● PROBLEM REQUIREMENTS: The exercise asks you to copy every line below in which "Оборудование" appears.

Saved entries

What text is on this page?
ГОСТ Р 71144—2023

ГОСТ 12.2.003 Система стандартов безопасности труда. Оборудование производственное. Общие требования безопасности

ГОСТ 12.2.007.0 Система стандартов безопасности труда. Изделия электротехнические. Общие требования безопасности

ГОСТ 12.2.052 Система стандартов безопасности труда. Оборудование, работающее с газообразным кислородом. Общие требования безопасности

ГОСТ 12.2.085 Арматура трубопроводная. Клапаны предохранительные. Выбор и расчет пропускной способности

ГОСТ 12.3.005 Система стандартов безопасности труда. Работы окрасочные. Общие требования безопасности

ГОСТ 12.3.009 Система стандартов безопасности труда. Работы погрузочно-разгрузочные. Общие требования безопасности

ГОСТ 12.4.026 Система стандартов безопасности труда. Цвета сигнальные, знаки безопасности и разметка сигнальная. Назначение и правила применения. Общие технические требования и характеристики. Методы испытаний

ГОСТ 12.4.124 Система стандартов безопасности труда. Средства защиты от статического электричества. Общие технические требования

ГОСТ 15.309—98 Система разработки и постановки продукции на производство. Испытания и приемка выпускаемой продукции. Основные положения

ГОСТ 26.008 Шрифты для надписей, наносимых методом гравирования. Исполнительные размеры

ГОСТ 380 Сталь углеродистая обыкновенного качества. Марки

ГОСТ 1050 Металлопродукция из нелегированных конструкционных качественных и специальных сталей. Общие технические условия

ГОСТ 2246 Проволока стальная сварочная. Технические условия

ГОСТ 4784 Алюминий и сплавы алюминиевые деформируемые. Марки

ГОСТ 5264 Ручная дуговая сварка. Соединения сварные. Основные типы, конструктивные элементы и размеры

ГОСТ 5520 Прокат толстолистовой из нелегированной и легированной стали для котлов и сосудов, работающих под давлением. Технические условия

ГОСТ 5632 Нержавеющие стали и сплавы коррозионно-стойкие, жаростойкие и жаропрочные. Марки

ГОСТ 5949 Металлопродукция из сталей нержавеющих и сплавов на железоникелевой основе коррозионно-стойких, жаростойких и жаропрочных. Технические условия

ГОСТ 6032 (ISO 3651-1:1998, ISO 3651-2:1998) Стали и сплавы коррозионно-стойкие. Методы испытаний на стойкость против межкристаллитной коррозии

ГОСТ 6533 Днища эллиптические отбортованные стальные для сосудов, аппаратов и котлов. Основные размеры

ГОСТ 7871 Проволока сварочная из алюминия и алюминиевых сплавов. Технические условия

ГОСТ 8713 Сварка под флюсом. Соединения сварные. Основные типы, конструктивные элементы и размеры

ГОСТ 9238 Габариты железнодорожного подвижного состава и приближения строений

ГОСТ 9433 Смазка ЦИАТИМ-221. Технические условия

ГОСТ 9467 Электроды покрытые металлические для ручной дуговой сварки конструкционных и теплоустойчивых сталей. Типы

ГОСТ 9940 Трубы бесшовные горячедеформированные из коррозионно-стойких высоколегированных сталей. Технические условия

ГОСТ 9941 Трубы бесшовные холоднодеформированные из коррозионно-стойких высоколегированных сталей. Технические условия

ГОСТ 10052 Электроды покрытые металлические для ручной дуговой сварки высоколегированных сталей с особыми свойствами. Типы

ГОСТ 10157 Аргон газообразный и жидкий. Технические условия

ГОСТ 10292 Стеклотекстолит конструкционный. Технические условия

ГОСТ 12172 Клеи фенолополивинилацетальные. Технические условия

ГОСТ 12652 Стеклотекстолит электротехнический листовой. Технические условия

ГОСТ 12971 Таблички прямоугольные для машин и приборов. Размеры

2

● ANSWER TO THIS TASK:
ГОСТ 12.2.003 Система стандартов безопасности труда. Оборудование производственное. Общие требования безопасности
ГОСТ 12.2.052 Система стандартов безопасности труда. Оборудование, работающее с газообразным кислородом. Общие требования безопасности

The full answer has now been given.